TO BE DONE
Transcribe each record exactly. Include every one.

□ □ □ □ □

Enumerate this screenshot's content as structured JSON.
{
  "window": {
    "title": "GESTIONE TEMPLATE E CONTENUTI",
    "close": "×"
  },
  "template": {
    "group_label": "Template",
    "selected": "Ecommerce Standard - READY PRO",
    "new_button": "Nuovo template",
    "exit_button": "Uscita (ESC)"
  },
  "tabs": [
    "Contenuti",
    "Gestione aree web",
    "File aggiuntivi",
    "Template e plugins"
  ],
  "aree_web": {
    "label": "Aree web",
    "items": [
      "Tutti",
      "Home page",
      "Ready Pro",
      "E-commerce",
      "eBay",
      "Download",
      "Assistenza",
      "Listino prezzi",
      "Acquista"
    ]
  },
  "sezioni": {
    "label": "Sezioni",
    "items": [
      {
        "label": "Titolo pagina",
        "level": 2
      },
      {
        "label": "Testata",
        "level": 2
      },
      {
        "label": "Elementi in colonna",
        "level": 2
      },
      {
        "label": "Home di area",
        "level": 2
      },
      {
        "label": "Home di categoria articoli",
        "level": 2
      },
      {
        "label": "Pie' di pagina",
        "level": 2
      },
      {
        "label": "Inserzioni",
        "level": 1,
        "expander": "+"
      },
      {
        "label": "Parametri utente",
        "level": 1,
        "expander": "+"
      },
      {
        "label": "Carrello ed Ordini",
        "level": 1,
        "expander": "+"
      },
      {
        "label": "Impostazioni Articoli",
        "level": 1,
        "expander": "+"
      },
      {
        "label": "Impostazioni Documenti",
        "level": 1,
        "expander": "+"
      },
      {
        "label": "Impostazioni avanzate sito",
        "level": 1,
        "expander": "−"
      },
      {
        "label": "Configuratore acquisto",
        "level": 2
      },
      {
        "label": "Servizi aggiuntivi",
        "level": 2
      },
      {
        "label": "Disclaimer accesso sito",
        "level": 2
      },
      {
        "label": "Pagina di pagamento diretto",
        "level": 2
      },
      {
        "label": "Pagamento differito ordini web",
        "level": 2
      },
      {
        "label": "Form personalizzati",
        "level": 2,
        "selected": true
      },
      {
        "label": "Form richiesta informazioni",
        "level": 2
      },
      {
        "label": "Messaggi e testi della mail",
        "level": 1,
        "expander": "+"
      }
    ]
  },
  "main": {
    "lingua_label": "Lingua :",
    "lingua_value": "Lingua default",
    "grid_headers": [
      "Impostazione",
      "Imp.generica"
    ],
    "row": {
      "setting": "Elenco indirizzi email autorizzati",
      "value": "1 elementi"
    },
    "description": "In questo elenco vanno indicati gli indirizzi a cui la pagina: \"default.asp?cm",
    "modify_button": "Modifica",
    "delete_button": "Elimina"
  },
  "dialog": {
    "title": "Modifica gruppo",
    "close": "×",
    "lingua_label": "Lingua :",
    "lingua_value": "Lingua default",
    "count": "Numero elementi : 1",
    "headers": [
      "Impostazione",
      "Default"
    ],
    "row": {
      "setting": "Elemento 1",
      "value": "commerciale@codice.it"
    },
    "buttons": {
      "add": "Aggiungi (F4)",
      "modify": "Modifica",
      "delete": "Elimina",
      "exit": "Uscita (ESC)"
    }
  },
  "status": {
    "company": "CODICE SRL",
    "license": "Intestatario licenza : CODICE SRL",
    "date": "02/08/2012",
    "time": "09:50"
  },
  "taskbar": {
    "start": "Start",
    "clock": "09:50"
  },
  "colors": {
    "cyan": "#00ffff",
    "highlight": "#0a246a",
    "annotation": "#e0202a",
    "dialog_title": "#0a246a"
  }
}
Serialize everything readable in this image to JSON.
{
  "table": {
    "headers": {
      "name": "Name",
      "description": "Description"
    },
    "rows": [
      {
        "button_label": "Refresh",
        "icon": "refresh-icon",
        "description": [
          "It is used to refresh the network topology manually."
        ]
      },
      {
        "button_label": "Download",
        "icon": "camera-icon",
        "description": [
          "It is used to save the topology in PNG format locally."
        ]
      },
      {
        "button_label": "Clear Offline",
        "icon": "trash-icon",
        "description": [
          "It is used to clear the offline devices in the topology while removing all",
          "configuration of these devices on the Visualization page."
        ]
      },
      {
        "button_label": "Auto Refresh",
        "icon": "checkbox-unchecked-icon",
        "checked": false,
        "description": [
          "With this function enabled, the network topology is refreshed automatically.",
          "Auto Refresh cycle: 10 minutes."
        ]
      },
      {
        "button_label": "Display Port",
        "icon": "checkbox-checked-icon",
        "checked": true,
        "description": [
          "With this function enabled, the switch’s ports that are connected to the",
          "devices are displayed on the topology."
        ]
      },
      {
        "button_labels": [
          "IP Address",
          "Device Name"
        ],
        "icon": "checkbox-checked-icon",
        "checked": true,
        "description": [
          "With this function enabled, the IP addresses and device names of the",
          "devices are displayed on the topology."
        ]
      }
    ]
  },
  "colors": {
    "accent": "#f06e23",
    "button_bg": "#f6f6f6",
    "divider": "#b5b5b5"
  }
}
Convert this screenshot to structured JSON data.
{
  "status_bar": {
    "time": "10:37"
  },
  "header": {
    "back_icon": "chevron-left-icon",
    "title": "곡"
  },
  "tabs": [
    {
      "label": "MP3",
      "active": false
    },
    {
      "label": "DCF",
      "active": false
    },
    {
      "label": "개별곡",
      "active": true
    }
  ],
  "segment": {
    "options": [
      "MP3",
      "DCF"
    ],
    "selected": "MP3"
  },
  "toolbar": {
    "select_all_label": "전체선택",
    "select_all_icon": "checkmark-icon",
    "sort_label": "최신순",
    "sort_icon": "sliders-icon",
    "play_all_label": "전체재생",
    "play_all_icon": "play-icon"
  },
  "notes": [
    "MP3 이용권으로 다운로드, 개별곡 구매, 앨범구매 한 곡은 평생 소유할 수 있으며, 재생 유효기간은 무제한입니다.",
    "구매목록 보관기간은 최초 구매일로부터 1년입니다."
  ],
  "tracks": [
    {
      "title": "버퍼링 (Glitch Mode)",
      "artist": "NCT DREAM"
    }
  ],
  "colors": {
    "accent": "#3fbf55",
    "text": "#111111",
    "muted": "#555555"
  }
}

□ □ □ □ □

COMPLETED TASK
Enumerate this screenshot's content as structured JSON.
{
  "window": {
    "title": "GESTIONE TEMPLATE E CONTENUTI",
    "close": "×"
  },
  "template": {
    "group_label": "Template",
    "selected": "Ecommerce Standard - READY PRO",
    "new_button": "Nuovo template",
    "exit_button": "Uscita (ESC)"
  },
  "tabs": [
    "Contenuti",
    "Gestione aree web",
    "File aggiuntivi",
    "Template e plugins"
  ],
  "aree_web": {
    "label": "Aree web",
    "items": [
      "Tutti",
      "Home page",
      "Ready Pro",
      "E-commerce",
      "eBay",
      "Download",
      "Assistenza",
      "Listino prezzi",
      "Acquista"
    ]
  },
  "sezioni": {
    "label": "Sezioni",
    "items": [
      {
        "label": "Titolo pagina",
        "level": 2
      },
      {
        "label": "Testata",
        "level": 2
      },
      {
        "label": "Elementi in colonna",
        "level": 2
      },
      {
        "label": "Home di area",
        "level": 2
      },
      {
        "label": "Home di categoria articoli",
        "level": 2
      },
      {
        "label": "Pie' di pagina",
        "level": 2
      },
      {
        "label": "Inserzioni",
        "level": 1,
        "expander": "+"
      },
      {
        "label": "Parametri utente",
        "level": 1,
        "expander": "+"
      },
      {
        "label": "Carrello ed Ordini",
        "level": 1,
        "expander": "+"
      },
      {
        "label": "Impostazioni Articoli",
        "level": 1,
        "expander": "+"
      },
      {
        "label": "Impostazioni Documenti",
        "level": 1,
        "expander": "+"
      },
      {
        "label": "Impostazioni avanzate sito",
        "level": 1,
        "expander": "−"
      },
      {
        "label": "Configuratore acquisto",
        "level": 2
      },
      {
        "label": "Servizi aggiuntivi",
        "level": 2
      },
      {
        "label": "Disclaimer accesso sito",
        "level": 2
      },
      {
        "label": "Pagina di pagamento diretto",
        "level": 2
      },
      {
        "label": "Pagamento differito ordini web",
        "level": 2
      },
      {
        "label": "Form personalizzati",
        "level": 2,
        "selected": true
      },
      {
        "label": "Form richiesta informazioni",
        "level": 2
      },
      {
        "label": "Messaggi e testi della mail",
        "level": 1,
        "expander": "+"
      }
    ]
  },
  "main": {
    "lingua_label": "Lingua :",
    "lingua_value": "Lingua default",
    "grid_headers": [
      "Impostazione",
      "Imp.generica"
    ],
    "row": {
      "setting": "Elenco indirizzi email autorizzati",
      "value": "1 elementi"
    },
    "description": "In questo elenco vanno indicati gli indirizzi a cui la pagina: \"default.asp?cm",
    "modify_button": "Modifica",
    "delete_button": "Elimina"
  },
  "dialog": {
    "title": "Modifica gruppo",
    "close": "×",
    "lingua_label": "Lingua :",
    "lingua_value": "Lingua default",
    "count": "Numero elementi : 1",
    "headers": [
      "Impostazione",
      "Default"
    ],
    "row": {
      "setting": "Elemento 1",
      "value": "commerciale@codice.it"
    },
    "buttons": {
      "add": "Aggiungi (F4)",
      "modify": "Modifica",
      "delete": "Elimina",
      "exit": "Uscita (ESC)"
    }
  },
  "status": {
    "company": "CODICE SRL",
    "license": "Intestatario licenza : CODICE SRL",
    "date": "02/08/2012",
    "time": "09:50"
  },
  "taskbar": {
    "start": "Start",
    "clock": "09:50"
  },
  "colors": {
    "cyan": "#00ffff",
    "highlight": "#0a246a",
    "annotation": "#e0202a",
    "dialog_title": "#0a246a"
  }
}
Serialize everything readable in this image to JSON.
{
  "table": {
    "headers": {
      "name": "Name",
      "description": "Description"
    },
    "rows": [
      {
        "button_label": "Refresh",
        "icon": "refresh-icon",
        "description": [
          "It is used to refresh the network topology manually."
        ]
      },
      {
        "button_label": "Download",
        "icon": "camera-icon",
        "description": [
          "It is used to save the topology in PNG format locally."
        ]
      },
      {
        "button_label": "Clear Offline",
        "icon": "trash-icon",
        "description": [
          "It is used to clear the offline devices in the topology while removing all",
          "configuration of these devices on the Visualization page."
        ]
      },
      {
        "button_label": "Auto Refresh",
        "icon": "checkbox-unchecked-icon",
        "checked": false,
        "description": [
          "With this function enabled, the network topology is refreshed automatically.",
          "Auto Refresh cycle: 10 minutes."
        ]
      },
      {
        "button_label": "Display Port",
        "icon": "checkbox-checked-icon",
        "checked": true,
        "description": [
          "With this function enabled, the switch’s ports that are connected to the",
          "devices are displayed on the topology."
        ]
      },
      {
        "button_labels": [
          "IP Address",
          "Device Name"
        ],
        "icon": "checkbox-checked-icon",
        "checked": true,
        "description": [
          "With this function enabled, the IP addresses and device names of the",
          "devices are displayed on the topology."
        ]
      }
    ]
  },
  "colors": {
    "accent": "#f06e23",
    "button_bg": "#f6f6f6",
    "divider": "#b5b5b5"
  }
}
Convert this screenshot to structured JSON data.
{
  "status_bar": {
    "time": "10:37"
  },
  "header": {
    "back_icon": "chevron-left-icon",
    "title": "곡"
  },
  "tabs": [
    {
      "label": "MP3",
      "active": false
    },
    {
      "label": "DCF",
      "active": false
    },
    {
      "label": "개별곡",
      "active": true
    }
  ],
  "segment": {
    "options": [
      "MP3",
      "DCF"
    ],
    "selected": "MP3"
  },
  "toolbar": {
    "select_all_label": "전체선택",
    "select_all_icon": "checkmark-icon",
    "sort_label": "최신순",
    "sort_icon": "sliders-icon",
    "play_all_label": "전체재생",
    "play_all_icon": "play-icon"
  },
  "notes": [
    "MP3 이용권으로 다운로드, 개별곡 구매, 앨범구매 한 곡은 평생 소유할 수 있으며, 재생 유효기간은 무제한입니다.",
    "구매목록 보관기간은 최초 구매일로부터 1년입니다."
  ],
  "tracks": [
    {
      "title": "버퍼링 (Glitch Mode)",
      "artist": "NCT DREAM"
    }
  ],
  "colors": {
    "accent": "#3fbf55",
    "text": "#111111",
    "muted": "#555555"
  }
}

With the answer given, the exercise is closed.